::: The input :::

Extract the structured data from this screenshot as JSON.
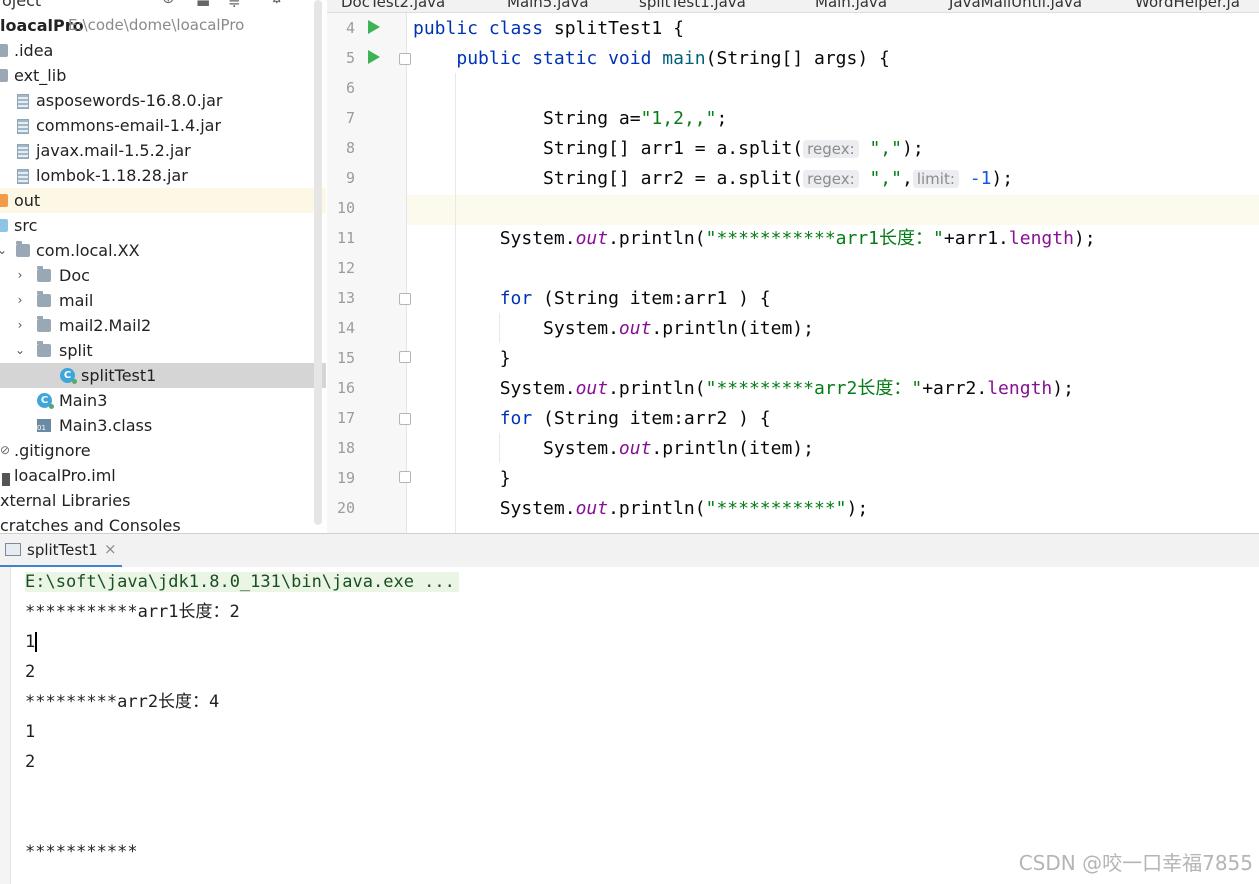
{
  "project": {
    "header_left": "oject",
    "root": {
      "name": "loacalPro",
      "path": "E:\\code\\dome\\loacalPro"
    },
    "items": [
      {
        "label": ".idea"
      },
      {
        "label": "ext_lib"
      },
      {
        "label": "asposewords-16.8.0.jar"
      },
      {
        "label": "commons-email-1.4.jar"
      },
      {
        "label": "javax.mail-1.5.2.jar"
      },
      {
        "label": "lombok-1.18.28.jar"
      },
      {
        "label": "out"
      },
      {
        "label": "src"
      },
      {
        "label": "com.local.XX"
      },
      {
        "label": "Doc"
      },
      {
        "label": "mail"
      },
      {
        "label": "mail2.Mail2"
      },
      {
        "label": "split"
      },
      {
        "label": "splitTest1"
      },
      {
        "label": "Main3"
      },
      {
        "label": "Main3.class"
      },
      {
        "label": ".gitignore"
      },
      {
        "label": "loacalPro.iml"
      },
      {
        "label": "xternal Libraries"
      },
      {
        "label": "cratches and Consoles"
      }
    ],
    "class_icon_letter": "C",
    "bin_icon_text": "01"
  },
  "tabs": [
    "DocTest2.java",
    "Main5.java",
    "splitTest1.java",
    "Main.java",
    "JavaMailUntil.java",
    "WordHelper.ja"
  ],
  "editor": {
    "line_numbers": [
      "4",
      "5",
      "6",
      "7",
      "8",
      "9",
      "10",
      "11",
      "12",
      "13",
      "14",
      "15",
      "16",
      "17",
      "18",
      "19",
      "20"
    ],
    "hints": {
      "regex": "regex:",
      "limit": "limit:"
    },
    "code": {
      "l4": {
        "kw": "public class",
        "rest": " splitTest1 {"
      },
      "l5": {
        "kw": "public static void",
        "mname": "main",
        "rest": "(String[] args) {"
      },
      "l7": {
        "pre": "String a=",
        "str": "\"1,2,,\"",
        "post": ";"
      },
      "l8": {
        "pre": "String[] arr1 = a.split(",
        "str": "\",\"",
        "post": ");"
      },
      "l9": {
        "pre": "String[] arr2 = a.split(",
        "str": "\",\"",
        "sep": ",",
        "num": "-1",
        "post": ");"
      },
      "l11": {
        "pre": "System.",
        "out": "out",
        "mid": ".println(",
        "str": "\"***********arr1长度：\"",
        "plus": "+arr1.",
        "fld": "length",
        "post": ");"
      },
      "l13": {
        "kw": "for",
        "rest": " (String item:arr1 ) {"
      },
      "l14": {
        "pre": "System.",
        "out": "out",
        "post": ".println(item);"
      },
      "l15": {
        "text": "}"
      },
      "l16": {
        "pre": "System.",
        "out": "out",
        "mid": ".println(",
        "str": "\"*********arr2长度：\"",
        "plus": "+arr2.",
        "fld": "length",
        "post": ");"
      },
      "l17": {
        "kw": "for",
        "rest": " (String item:arr2 ) {"
      },
      "l18": {
        "pre": "System.",
        "out": "out",
        "post": ".println(item);"
      },
      "l19": {
        "text": "}"
      },
      "l20": {
        "pre": "System.",
        "out": "out",
        "mid": ".println(",
        "str": "\"***********\"",
        "post": ");"
      }
    }
  },
  "run": {
    "tab_title": "splitTest1",
    "close": "×",
    "command": "E:\\soft\\java\\jdk1.8.0_131\\bin\\java.exe ...",
    "output": [
      "***********arr1长度：2",
      "1",
      "2",
      "*********arr2长度：4",
      "1",
      "2",
      "",
      "",
      "***********"
    ]
  },
  "watermark": "CSDN @咬一口幸福7855"
}
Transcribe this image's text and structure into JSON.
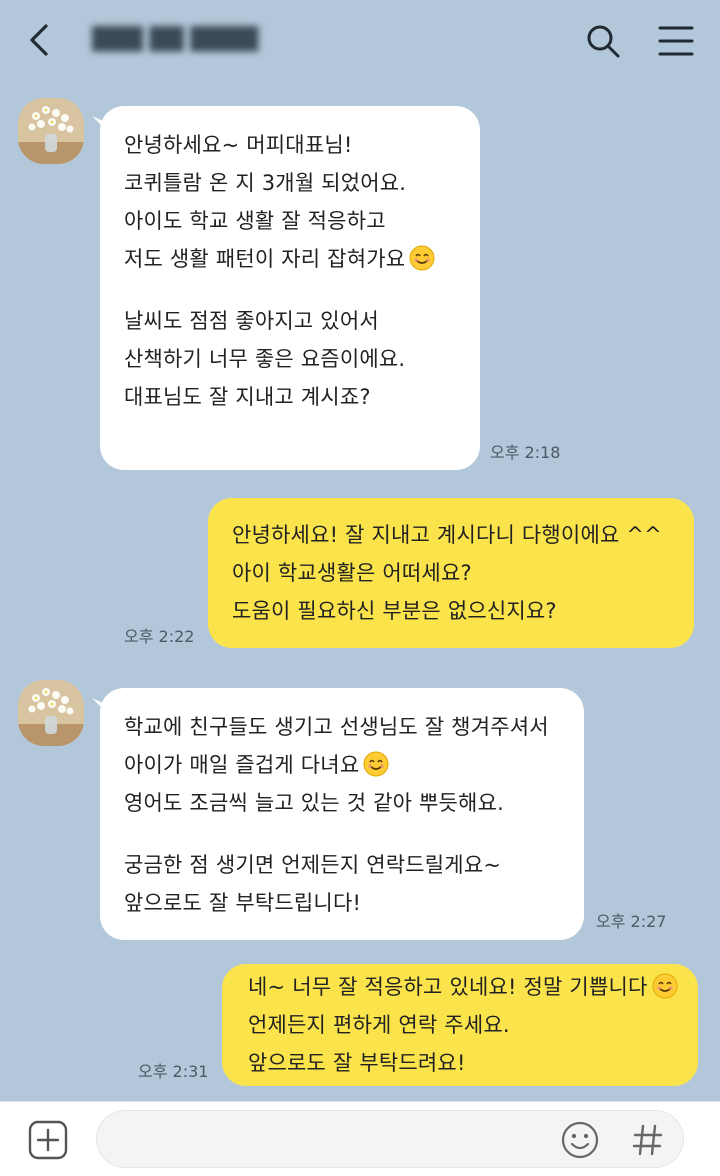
{
  "header": {
    "title": "███ ██ ████",
    "icons": {
      "back": "back-arrow-icon",
      "search": "search-icon",
      "menu": "hamburger-menu-icon"
    }
  },
  "messages": [
    {
      "direction": "received",
      "lines": [
        "안녕하세요~ 머피대표님!",
        "코퀴틀람 온 지 3개월 되었어요.",
        "아이도 학교 생활 잘 적응하고",
        "저도 생활 패턴이 자리 잡혀가요"
      ],
      "lines2": [
        "날씨도 점점 좋아지고 있어서",
        "산책하기 너무 좋은 요즘이에요.",
        "대표님도 잘 지내고 계시죠?"
      ],
      "time": "오후 2:18"
    },
    {
      "direction": "sent",
      "lines": [
        "안녕하세요! 잘 지내고 계시다니 다행이에요 ^^",
        "아이 학교생활은 어떠세요?",
        "도움이 필요하신 부분은 없으신지요?"
      ],
      "time": "오후 2:22"
    },
    {
      "direction": "received",
      "lines": [
        "학교에 친구들도 생기고 선생님도 잘 챙겨주셔서",
        "아이가 매일 즐겁게 다녀요",
        "영어도 조금씩 늘고 있는 것 같아 뿌듯해요."
      ],
      "lines2": [
        "궁금한 점 생기면 언제든지 연락드릴게요~",
        "앞으로도 잘 부탁드립니다!"
      ],
      "time": "오후 2:27"
    },
    {
      "direction": "sent",
      "lines": [
        "네~ 너무 잘 적응하고 있네요! 정말 기쁩니다",
        "언제든지 편하게 연락 주세요.",
        "앞으로도 잘 부탁드려요!"
      ],
      "time": "오후 2:31"
    }
  ],
  "input_bar": {
    "placeholder": "",
    "icons": {
      "add": "plus-square-icon",
      "emoticon": "smiley-icon",
      "hash": "hash-icon"
    }
  },
  "colors": {
    "background": "#b2c7d9",
    "received_bubble": "#ffffff",
    "sent_bubble": "#fbe44b"
  }
}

:::

Repeat the records in full, exactly as they appear, without the pictures.

Extract the structured data from this screenshot as JSON.
{
  "project": {
    "header_left": "oject",
    "root": {
      "name": "loacalPro",
      "path": "E:\\code\\dome\\loacalPro"
    },
    "items": [
      {
        "label": ".idea"
      },
      {
        "label": "ext_lib"
      },
      {
        "label": "asposewords-16.8.0.jar"
      },
      {
        "label": "commons-email-1.4.jar"
      },
      {
        "label": "javax.mail-1.5.2.jar"
      },
      {
        "label": "lombok-1.18.28.jar"
      },
      {
        "label": "out"
      },
      {
        "label": "src"
      },
      {
        "label": "com.local.XX"
      },
      {
        "label": "Doc"
      },
      {
        "label": "mail"
      },
      {
        "label": "mail2.Mail2"
      },
      {
        "label": "split"
      },
      {
        "label": "splitTest1"
      },
      {
        "label": "Main3"
      },
      {
        "label": "Main3.class"
      },
      {
        "label": ".gitignore"
      },
      {
        "label": "loacalPro.iml"
      },
      {
        "label": "xternal Libraries"
      },
      {
        "label": "cratches and Consoles"
      }
    ],
    "class_icon_letter": "C",
    "bin_icon_text": "01"
  },
  "tabs": [
    "DocTest2.java",
    "Main5.java",
    "splitTest1.java",
    "Main.java",
    "JavaMailUntil.java",
    "WordHelper.ja"
  ],
  "editor": {
    "line_numbers": [
      "4",
      "5",
      "6",
      "7",
      "8",
      "9",
      "10",
      "11",
      "12",
      "13",
      "14",
      "15",
      "16",
      "17",
      "18",
      "19",
      "20"
    ],
    "hints": {
      "regex": "regex:",
      "limit": "limit:"
    },
    "code": {
      "l4": {
        "kw": "public class",
        "rest": " splitTest1 {"
      },
      "l5": {
        "kw": "public static void",
        "mname": "main",
        "rest": "(String[] args) {"
      },
      "l7": {
        "pre": "String a=",
        "str": "\"1,2,,\"",
        "post": ";"
      },
      "l8": {
        "pre": "String[] arr1 = a.split(",
        "str": "\",\"",
        "post": ");"
      },
      "l9": {
        "pre": "String[] arr2 = a.split(",
        "str": "\",\"",
        "sep": ",",
        "num": "-1",
        "post": ");"
      },
      "l11": {
        "pre": "System.",
        "out": "out",
        "mid": ".println(",
        "str": "\"***********arr1长度：\"",
        "plus": "+arr1.",
        "fld": "length",
        "post": ");"
      },
      "l13": {
        "kw": "for",
        "rest": " (String item:arr1 ) {"
      },
      "l14": {
        "pre": "System.",
        "out": "out",
        "post": ".println(item);"
      },
      "l15": {
        "text": "}"
      },
      "l16": {
        "pre": "System.",
        "out": "out",
        "mid": ".println(",
        "str": "\"*********arr2长度：\"",
        "plus": "+arr2.",
        "fld": "length",
        "post": ");"
      },
      "l17": {
        "kw": "for",
        "rest": " (String item:arr2 ) {"
      },
      "l18": {
        "pre": "System.",
        "out": "out",
        "post": ".println(item);"
      },
      "l19": {
        "text": "}"
      },
      "l20": {
        "pre": "System.",
        "out": "out",
        "mid": ".println(",
        "str": "\"***********\"",
        "post": ");"
      }
    }
  },
  "run": {
    "tab_title": "splitTest1",
    "close": "×",
    "command": "E:\\soft\\java\\jdk1.8.0_131\\bin\\java.exe ...",
    "output": [
      "***********arr1长度：2",
      "1",
      "2",
      "*********arr2长度：4",
      "1",
      "2",
      "",
      "",
      "***********"
    ]
  },
  "watermark": "CSDN @咬一口幸福7855"
}
Transcribe this image's text and structure into JSON.
{
  "header": {
    "title": "███ ██ ████",
    "icons": {
      "back": "back-arrow-icon",
      "search": "search-icon",
      "menu": "hamburger-menu-icon"
    }
  },
  "messages": [
    {
      "direction": "received",
      "lines": [
        "안녕하세요~ 머피대표님!",
        "코퀴틀람 온 지 3개월 되었어요.",
        "아이도 학교 생활 잘 적응하고",
        "저도 생활 패턴이 자리 잡혀가요"
      ],
      "lines2": [
        "날씨도 점점 좋아지고 있어서",
        "산책하기 너무 좋은 요즘이에요.",
        "대표님도 잘 지내고 계시죠?"
      ],
      "time": "오후 2:18"
    },
    {
      "direction": "sent",
      "lines": [
        "안녕하세요! 잘 지내고 계시다니 다행이에요 ^^",
        "아이 학교생활은 어떠세요?",
        "도움이 필요하신 부분은 없으신지요?"
      ],
      "time": "오후 2:22"
    },
    {
      "direction": "received",
      "lines": [
        "학교에 친구들도 생기고 선생님도 잘 챙겨주셔서",
        "아이가 매일 즐겁게 다녀요",
        "영어도 조금씩 늘고 있는 것 같아 뿌듯해요."
      ],
      "lines2": [
        "궁금한 점 생기면 언제든지 연락드릴게요~",
        "앞으로도 잘 부탁드립니다!"
      ],
      "time": "오후 2:27"
    },
    {
      "direction": "sent",
      "lines": [
        "네~ 너무 잘 적응하고 있네요! 정말 기쁩니다",
        "언제든지 편하게 연락 주세요.",
        "앞으로도 잘 부탁드려요!"
      ],
      "time": "오후 2:31"
    }
  ],
  "input_bar": {
    "placeholder": "",
    "icons": {
      "add": "plus-square-icon",
      "emoticon": "smiley-icon",
      "hash": "hash-icon"
    }
  },
  "colors": {
    "background": "#b2c7d9",
    "received_bubble": "#ffffff",
    "sent_bubble": "#fbe44b"
  }
}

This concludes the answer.